> _Record set_
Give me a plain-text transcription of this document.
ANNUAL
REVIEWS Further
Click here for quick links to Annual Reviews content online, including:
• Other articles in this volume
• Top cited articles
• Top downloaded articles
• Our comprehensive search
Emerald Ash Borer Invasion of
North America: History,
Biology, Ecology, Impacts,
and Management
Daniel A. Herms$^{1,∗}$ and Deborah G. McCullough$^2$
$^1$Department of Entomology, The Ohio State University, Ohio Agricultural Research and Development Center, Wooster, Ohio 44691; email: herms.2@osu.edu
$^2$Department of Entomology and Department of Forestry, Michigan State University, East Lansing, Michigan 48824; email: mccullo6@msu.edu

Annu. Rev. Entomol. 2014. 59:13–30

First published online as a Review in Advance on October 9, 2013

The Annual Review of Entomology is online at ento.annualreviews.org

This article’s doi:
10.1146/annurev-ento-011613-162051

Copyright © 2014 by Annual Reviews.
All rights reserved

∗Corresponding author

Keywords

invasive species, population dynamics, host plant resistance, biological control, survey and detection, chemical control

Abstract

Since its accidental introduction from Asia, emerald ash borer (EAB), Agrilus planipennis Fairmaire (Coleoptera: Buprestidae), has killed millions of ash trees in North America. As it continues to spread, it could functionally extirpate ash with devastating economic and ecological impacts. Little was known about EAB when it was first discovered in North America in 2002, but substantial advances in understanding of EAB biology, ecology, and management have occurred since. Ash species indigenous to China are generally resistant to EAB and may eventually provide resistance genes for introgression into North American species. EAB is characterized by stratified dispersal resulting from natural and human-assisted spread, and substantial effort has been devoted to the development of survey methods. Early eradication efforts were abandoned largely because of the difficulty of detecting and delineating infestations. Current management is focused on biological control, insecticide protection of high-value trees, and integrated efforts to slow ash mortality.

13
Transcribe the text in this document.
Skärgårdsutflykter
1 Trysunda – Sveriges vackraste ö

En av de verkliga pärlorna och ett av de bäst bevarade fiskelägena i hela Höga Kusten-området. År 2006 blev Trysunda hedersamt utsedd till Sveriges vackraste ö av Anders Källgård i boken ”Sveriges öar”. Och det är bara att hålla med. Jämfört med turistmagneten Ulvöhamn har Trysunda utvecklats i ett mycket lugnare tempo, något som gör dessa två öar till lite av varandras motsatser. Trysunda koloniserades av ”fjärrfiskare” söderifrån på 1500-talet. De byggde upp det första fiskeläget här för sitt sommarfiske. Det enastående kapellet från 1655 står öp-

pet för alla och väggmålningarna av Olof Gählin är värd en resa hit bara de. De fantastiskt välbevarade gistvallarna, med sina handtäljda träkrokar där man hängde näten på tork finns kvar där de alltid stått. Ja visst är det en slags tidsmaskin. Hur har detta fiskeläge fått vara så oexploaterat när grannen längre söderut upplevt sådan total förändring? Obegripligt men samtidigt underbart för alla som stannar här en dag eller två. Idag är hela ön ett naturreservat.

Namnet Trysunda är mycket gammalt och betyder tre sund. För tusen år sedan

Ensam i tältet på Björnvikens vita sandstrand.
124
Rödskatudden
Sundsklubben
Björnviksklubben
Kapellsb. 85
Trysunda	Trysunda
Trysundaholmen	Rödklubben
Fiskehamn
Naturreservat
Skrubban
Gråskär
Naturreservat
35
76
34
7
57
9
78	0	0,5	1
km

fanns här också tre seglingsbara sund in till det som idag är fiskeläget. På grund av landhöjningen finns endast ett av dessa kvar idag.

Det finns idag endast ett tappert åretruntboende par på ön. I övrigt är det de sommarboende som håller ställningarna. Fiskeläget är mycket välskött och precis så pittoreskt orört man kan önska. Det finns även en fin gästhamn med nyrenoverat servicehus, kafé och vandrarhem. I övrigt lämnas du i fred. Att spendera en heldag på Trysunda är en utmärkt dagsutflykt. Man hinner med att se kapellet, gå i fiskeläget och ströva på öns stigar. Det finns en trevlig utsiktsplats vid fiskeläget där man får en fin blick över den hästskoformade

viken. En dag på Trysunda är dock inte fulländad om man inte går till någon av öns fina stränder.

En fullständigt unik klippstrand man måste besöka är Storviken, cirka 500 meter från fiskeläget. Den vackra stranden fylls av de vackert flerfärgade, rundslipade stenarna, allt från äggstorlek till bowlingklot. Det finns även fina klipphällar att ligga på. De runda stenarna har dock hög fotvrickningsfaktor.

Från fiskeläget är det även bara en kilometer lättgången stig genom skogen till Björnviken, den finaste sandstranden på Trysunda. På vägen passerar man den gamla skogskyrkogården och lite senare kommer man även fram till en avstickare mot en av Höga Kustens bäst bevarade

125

> _Your task_
Write each record out again exactly.

> _Result_
Give me a plain-text transcription of this document.
ANNUAL
REVIEWS Further
Click here for quick links to Annual Reviews content online, including:
• Other articles in this volume
• Top cited articles
• Top downloaded articles
• Our comprehensive search
Emerald Ash Borer Invasion of
North America: History,
Biology, Ecology, Impacts,
and Management
Daniel A. Herms$^{1,∗}$ and Deborah G. McCullough$^2$
$^1$Department of Entomology, The Ohio State University, Ohio Agricultural Research and Development Center, Wooster, Ohio 44691; email: herms.2@osu.edu
$^2$Department of Entomology and Department of Forestry, Michigan State University, East Lansing, Michigan 48824; email: mccullo6@msu.edu

Annu. Rev. Entomol. 2014. 59:13–30

First published online as a Review in Advance on October 9, 2013

The Annual Review of Entomology is online at ento.annualreviews.org

This article’s doi:
10.1146/annurev-ento-011613-162051

Copyright © 2014 by Annual Reviews.
All rights reserved

∗Corresponding author

Keywords

invasive species, population dynamics, host plant resistance, biological control, survey and detection, chemical control

Abstract

Since its accidental introduction from Asia, emerald ash borer (EAB), Agrilus planipennis Fairmaire (Coleoptera: Buprestidae), has killed millions of ash trees in North America. As it continues to spread, it could functionally extirpate ash with devastating economic and ecological impacts. Little was known about EAB when it was first discovered in North America in 2002, but substantial advances in understanding of EAB biology, ecology, and management have occurred since. Ash species indigenous to China are generally resistant to EAB and may eventually provide resistance genes for introgression into North American species. EAB is characterized by stratified dispersal resulting from natural and human-assisted spread, and substantial effort has been devoted to the development of survey methods. Early eradication efforts were abandoned largely because of the difficulty of detecting and delineating infestations. Current management is focused on biological control, insecticide protection of high-value trees, and integrated efforts to slow ash mortality.

13
Transcribe the text in this document.
Skärgårdsutflykter
1 Trysunda – Sveriges vackraste ö

En av de verkliga pärlorna och ett av de bäst bevarade fiskelägena i hela Höga Kusten-området. År 2006 blev Trysunda hedersamt utsedd till Sveriges vackraste ö av Anders Källgård i boken ”Sveriges öar”. Och det är bara att hålla med. Jämfört med turistmagneten Ulvöhamn har Trysunda utvecklats i ett mycket lugnare tempo, något som gör dessa två öar till lite av varandras motsatser. Trysunda koloniserades av ”fjärrfiskare” söderifrån på 1500-talet. De byggde upp det första fiskeläget här för sitt sommarfiske. Det enastående kapellet från 1655 står öp-

pet för alla och väggmålningarna av Olof Gählin är värd en resa hit bara de. De fantastiskt välbevarade gistvallarna, med sina handtäljda träkrokar där man hängde näten på tork finns kvar där de alltid stått. Ja visst är det en slags tidsmaskin. Hur har detta fiskeläge fått vara så oexploaterat när grannen längre söderut upplevt sådan total förändring? Obegripligt men samtidigt underbart för alla som stannar här en dag eller två. Idag är hela ön ett naturreservat.

Namnet Trysunda är mycket gammalt och betyder tre sund. För tusen år sedan

Ensam i tältet på Björnvikens vita sandstrand.
124
Rödskatudden
Sundsklubben
Björnviksklubben
Kapellsb. 85
Trysunda	Trysunda
Trysundaholmen	Rödklubben
Fiskehamn
Naturreservat
Skrubban
Gråskär
Naturreservat
35
76
34
7
57
9
78	0	0,5	1
km

fanns här också tre seglingsbara sund in till det som idag är fiskeläget. På grund av landhöjningen finns endast ett av dessa kvar idag.

Det finns idag endast ett tappert åretruntboende par på ön. I övrigt är det de sommarboende som håller ställningarna. Fiskeläget är mycket välskött och precis så pittoreskt orört man kan önska. Det finns även en fin gästhamn med nyrenoverat servicehus, kafé och vandrarhem. I övrigt lämnas du i fred. Att spendera en heldag på Trysunda är en utmärkt dagsutflykt. Man hinner med att se kapellet, gå i fiskeläget och ströva på öns stigar. Det finns en trevlig utsiktsplats vid fiskeläget där man får en fin blick över den hästskoformade

viken. En dag på Trysunda är dock inte fulländad om man inte går till någon av öns fina stränder.

En fullständigt unik klippstrand man måste besöka är Storviken, cirka 500 meter från fiskeläget. Den vackra stranden fylls av de vackert flerfärgade, rundslipade stenarna, allt från äggstorlek till bowlingklot. Det finns även fina klipphällar att ligga på. De runda stenarna har dock hög fotvrickningsfaktor.

Från fiskeläget är det även bara en kilometer lättgången stig genom skogen till Björnviken, den finaste sandstranden på Trysunda. På vägen passerar man den gamla skogskyrkogården och lite senare kommer man även fram till en avstickare mot en av Höga Kustens bäst bevarade

125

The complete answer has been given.